#### [TASK INSTRUCTIONS]
Write out the whole of the material exactly.

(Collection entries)
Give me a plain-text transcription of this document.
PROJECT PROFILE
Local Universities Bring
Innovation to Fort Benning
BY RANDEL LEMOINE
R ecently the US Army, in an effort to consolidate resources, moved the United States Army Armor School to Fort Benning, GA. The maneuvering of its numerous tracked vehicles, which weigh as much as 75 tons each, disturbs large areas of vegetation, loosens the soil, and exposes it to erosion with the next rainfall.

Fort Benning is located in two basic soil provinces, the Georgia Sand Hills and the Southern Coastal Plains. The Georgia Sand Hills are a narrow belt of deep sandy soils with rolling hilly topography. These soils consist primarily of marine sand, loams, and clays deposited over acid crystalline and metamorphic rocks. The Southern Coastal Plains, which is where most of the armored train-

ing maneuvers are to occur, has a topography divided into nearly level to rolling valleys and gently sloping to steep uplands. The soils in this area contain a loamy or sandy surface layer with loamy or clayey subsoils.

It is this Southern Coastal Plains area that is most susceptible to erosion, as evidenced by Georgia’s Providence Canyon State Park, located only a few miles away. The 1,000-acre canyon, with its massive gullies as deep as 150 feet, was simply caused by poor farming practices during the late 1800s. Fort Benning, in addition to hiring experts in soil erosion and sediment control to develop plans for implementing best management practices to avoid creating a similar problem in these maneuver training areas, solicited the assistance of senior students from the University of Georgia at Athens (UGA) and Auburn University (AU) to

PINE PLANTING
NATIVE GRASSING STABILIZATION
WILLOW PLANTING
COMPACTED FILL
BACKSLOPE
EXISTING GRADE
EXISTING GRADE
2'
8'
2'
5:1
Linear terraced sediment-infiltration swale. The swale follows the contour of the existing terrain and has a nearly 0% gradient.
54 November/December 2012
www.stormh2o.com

#### [WRITTEN SOLUTION]
Give me a plain-text transcription of this document.
PROJECT PROFILE
Local Universities Bring
Innovation to Fort Benning
BY RANDEL LEMOINE
R ecently the US Army, in an effort to consolidate resources, moved the United States Army Armor School to Fort Benning, GA. The maneuvering of its numerous tracked vehicles, which weigh as much as 75 tons each, disturbs large areas of vegetation, loosens the soil, and exposes it to erosion with the next rainfall.

Fort Benning is located in two basic soil provinces, the Georgia Sand Hills and the Southern Coastal Plains. The Georgia Sand Hills are a narrow belt of deep sandy soils with rolling hilly topography. These soils consist primarily of marine sand, loams, and clays deposited over acid crystalline and metamorphic rocks. The Southern Coastal Plains, which is where most of the armored train-

ing maneuvers are to occur, has a topography divided into nearly level to rolling valleys and gently sloping to steep uplands. The soils in this area contain a loamy or sandy surface layer with loamy or clayey subsoils.

It is this Southern Coastal Plains area that is most susceptible to erosion, as evidenced by Georgia’s Providence Canyon State Park, located only a few miles away. The 1,000-acre canyon, with its massive gullies as deep as 150 feet, was simply caused by poor farming practices during the late 1800s. Fort Benning, in addition to hiring experts in soil erosion and sediment control to develop plans for implementing best management practices to avoid creating a similar problem in these maneuver training areas, solicited the assistance of senior students from the University of Georgia at Athens (UGA) and Auburn University (AU) to

PINE PLANTING
NATIVE GRASSING STABILIZATION
WILLOW PLANTING
COMPACTED FILL
BACKSLOPE
EXISTING GRADE
EXISTING GRADE
2'
8'
2'
5:1
Linear terraced sediment-infiltration swale. The swale follows the contour of the existing terrain and has a nearly 0% gradient.
54 November/December 2012
www.stormh2o.com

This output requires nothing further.